Set problem:
Pick out each line containing the string "сердце" and copy it.
== Supplied material ==
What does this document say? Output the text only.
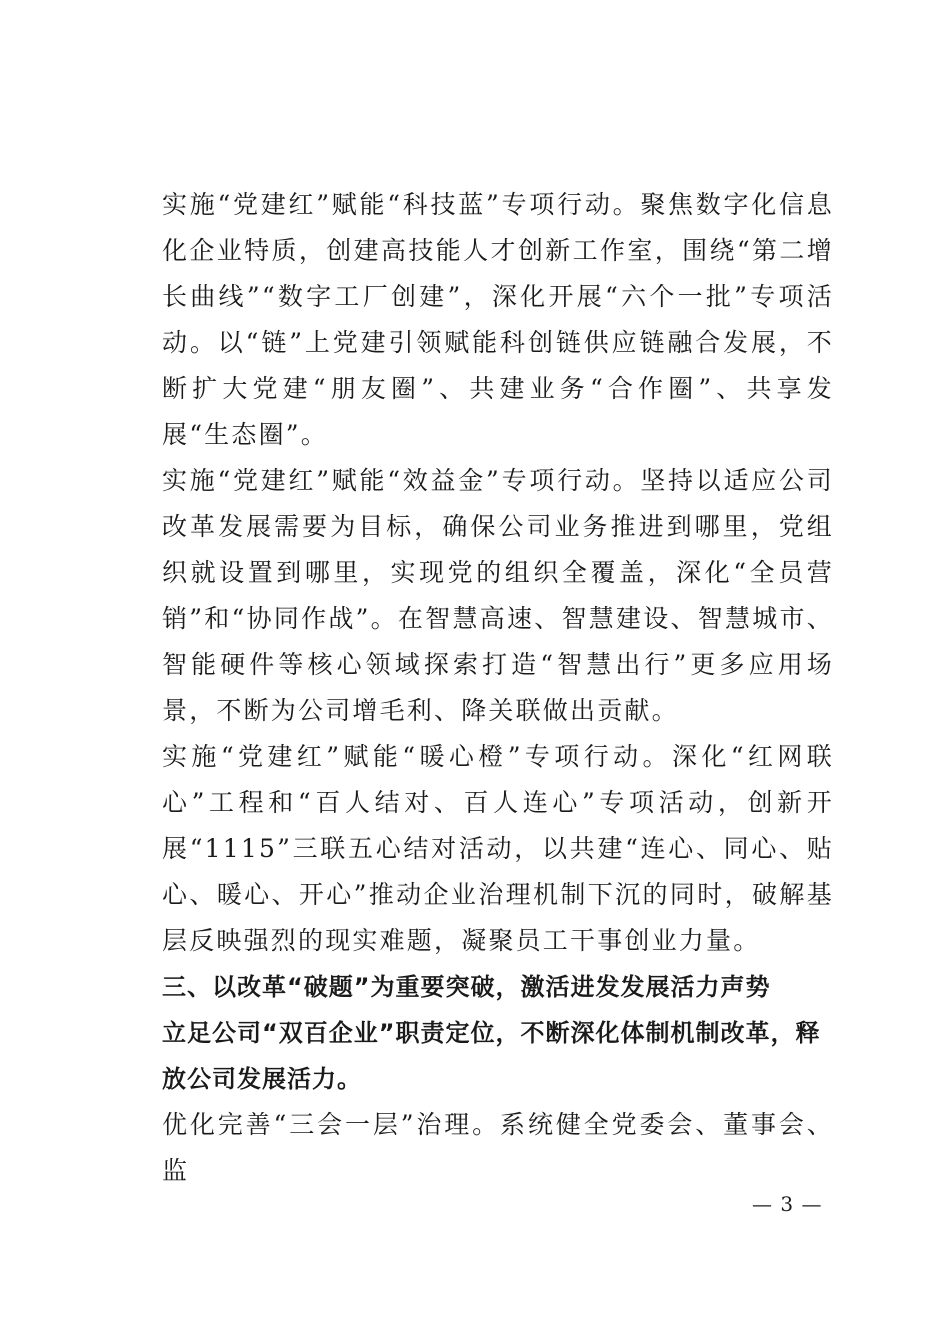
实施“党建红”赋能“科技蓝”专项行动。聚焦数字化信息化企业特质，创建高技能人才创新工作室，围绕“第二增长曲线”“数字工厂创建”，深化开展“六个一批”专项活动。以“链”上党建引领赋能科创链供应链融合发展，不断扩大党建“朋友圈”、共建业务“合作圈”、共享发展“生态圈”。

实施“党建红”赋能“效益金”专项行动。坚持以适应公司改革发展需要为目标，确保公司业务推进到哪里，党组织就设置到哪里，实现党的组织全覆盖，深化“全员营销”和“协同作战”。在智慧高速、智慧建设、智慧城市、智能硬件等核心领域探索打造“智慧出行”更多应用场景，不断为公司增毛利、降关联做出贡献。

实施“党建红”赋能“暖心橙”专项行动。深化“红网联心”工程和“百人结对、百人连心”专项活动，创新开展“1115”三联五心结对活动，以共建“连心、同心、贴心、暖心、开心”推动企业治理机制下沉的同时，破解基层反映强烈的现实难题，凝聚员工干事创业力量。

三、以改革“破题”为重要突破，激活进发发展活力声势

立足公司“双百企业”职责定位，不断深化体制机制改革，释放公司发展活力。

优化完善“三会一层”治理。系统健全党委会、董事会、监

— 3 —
===
== Supplied material ==
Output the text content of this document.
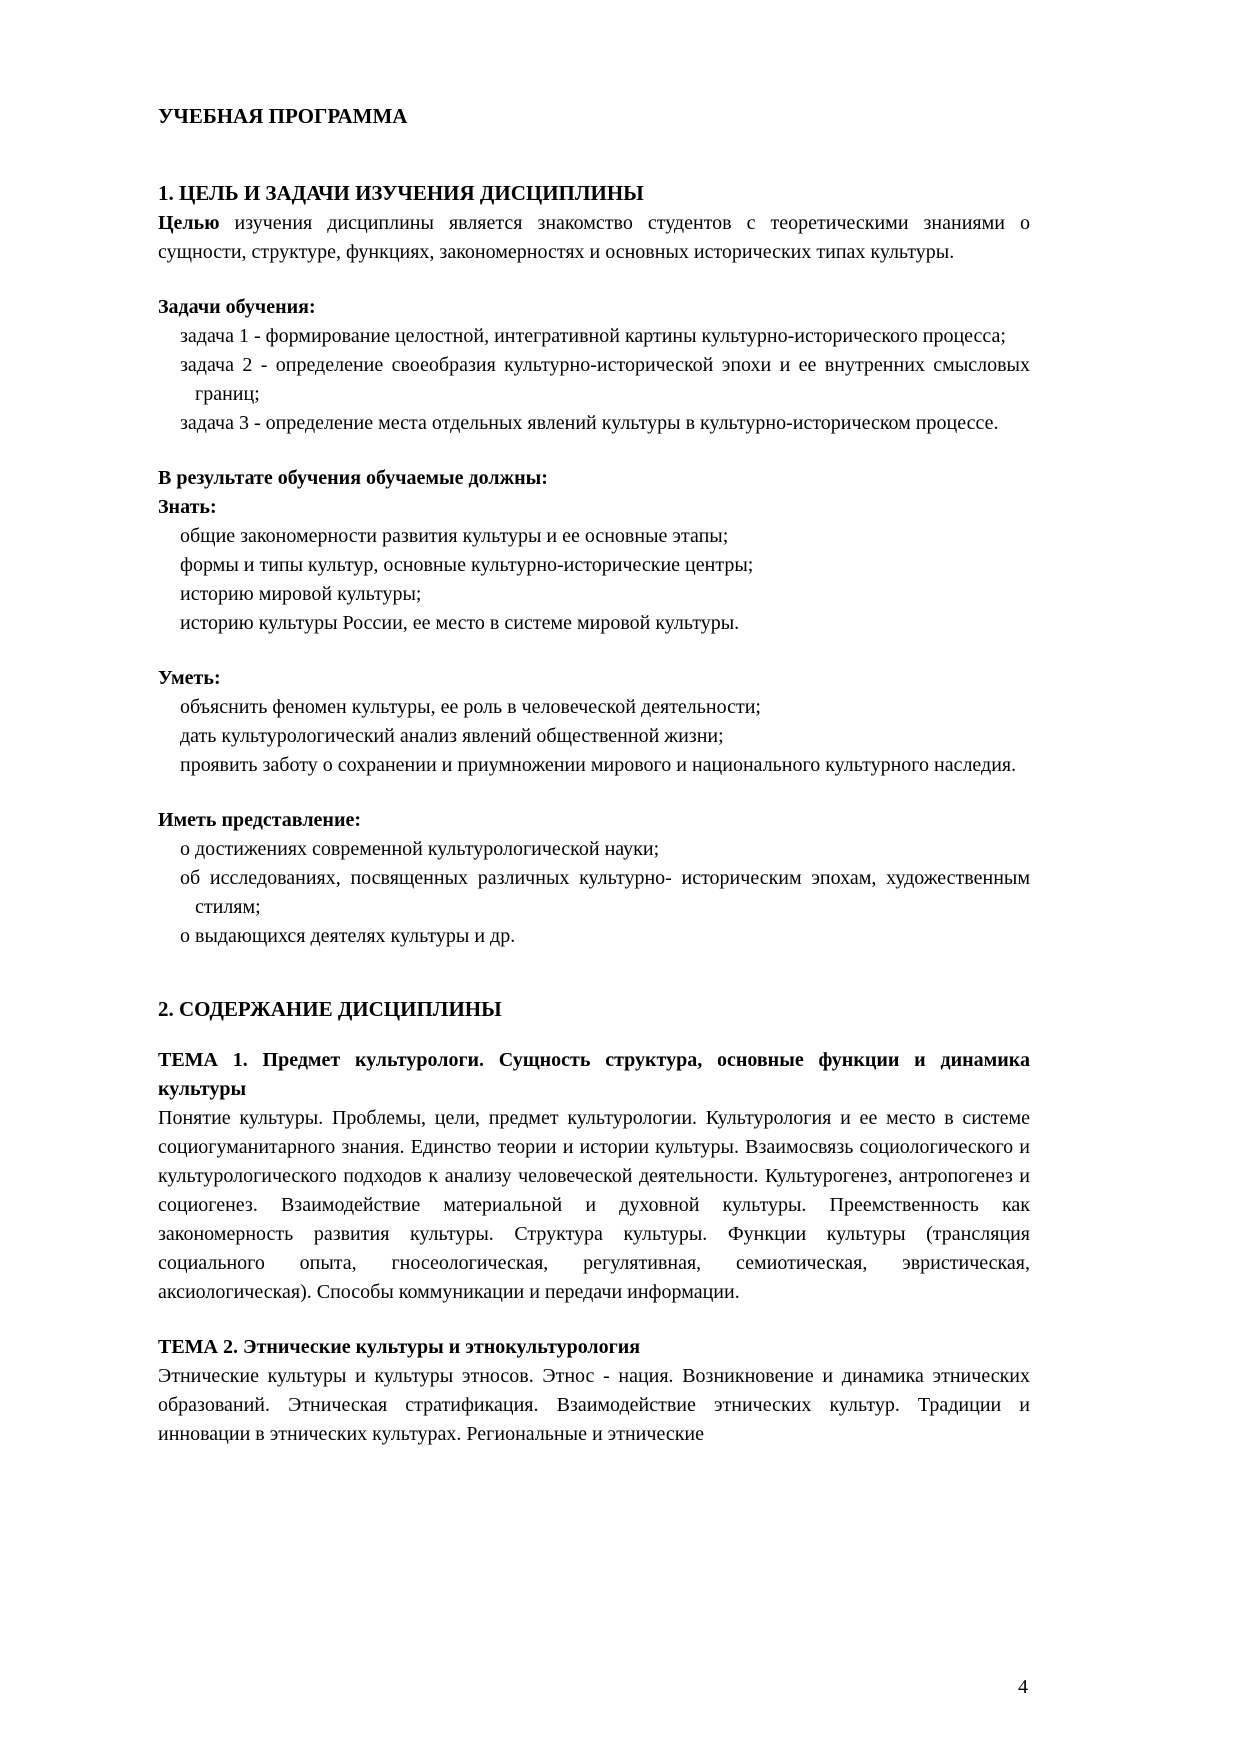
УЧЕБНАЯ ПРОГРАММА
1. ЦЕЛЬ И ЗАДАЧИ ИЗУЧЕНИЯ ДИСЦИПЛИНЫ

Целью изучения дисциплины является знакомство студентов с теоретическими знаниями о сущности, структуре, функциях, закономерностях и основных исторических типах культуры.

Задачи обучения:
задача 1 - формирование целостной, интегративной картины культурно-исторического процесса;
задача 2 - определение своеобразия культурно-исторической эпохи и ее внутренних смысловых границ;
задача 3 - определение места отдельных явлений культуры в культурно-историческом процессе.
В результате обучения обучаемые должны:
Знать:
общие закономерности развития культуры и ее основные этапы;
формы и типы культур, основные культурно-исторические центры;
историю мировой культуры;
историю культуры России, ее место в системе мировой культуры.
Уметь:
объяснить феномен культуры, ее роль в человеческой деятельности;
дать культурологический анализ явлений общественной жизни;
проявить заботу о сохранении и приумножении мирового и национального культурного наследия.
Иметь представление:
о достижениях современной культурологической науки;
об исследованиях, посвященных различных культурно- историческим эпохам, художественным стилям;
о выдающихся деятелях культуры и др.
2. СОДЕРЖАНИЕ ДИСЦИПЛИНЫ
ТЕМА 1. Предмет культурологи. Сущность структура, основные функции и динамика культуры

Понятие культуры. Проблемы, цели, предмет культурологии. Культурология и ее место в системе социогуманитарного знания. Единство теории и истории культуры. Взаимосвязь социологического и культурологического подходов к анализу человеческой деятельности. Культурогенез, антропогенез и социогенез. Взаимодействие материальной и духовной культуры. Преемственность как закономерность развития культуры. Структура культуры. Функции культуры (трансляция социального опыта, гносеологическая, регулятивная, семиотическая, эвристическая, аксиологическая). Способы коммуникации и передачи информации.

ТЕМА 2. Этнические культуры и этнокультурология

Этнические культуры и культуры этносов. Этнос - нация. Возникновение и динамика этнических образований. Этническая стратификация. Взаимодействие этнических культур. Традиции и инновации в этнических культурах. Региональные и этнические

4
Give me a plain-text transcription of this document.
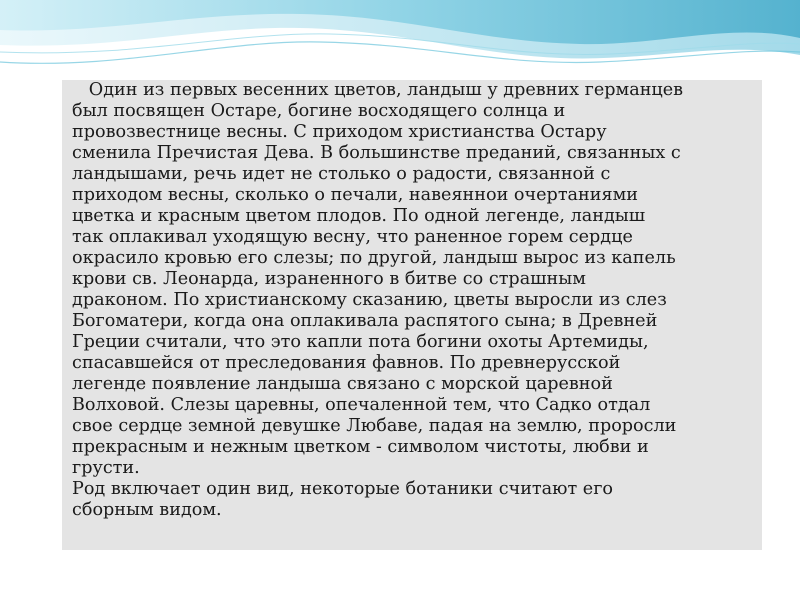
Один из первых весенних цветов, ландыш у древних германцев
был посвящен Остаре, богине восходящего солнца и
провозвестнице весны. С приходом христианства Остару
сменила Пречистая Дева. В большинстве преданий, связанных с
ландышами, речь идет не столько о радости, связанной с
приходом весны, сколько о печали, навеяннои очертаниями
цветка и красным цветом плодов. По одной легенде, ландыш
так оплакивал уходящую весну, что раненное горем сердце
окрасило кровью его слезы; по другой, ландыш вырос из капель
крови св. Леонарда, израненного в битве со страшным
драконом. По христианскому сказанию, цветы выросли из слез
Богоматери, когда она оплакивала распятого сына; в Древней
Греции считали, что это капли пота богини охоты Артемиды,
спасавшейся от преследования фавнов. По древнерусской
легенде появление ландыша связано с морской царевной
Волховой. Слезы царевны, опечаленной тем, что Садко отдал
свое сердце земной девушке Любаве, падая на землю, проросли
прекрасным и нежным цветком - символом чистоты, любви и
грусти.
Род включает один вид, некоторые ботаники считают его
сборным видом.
===
Reply to the exercise:
так оплакивал уходящую весну, что раненное горем сердце
свое сердце земной девушке Любаве, падая на землю, проросли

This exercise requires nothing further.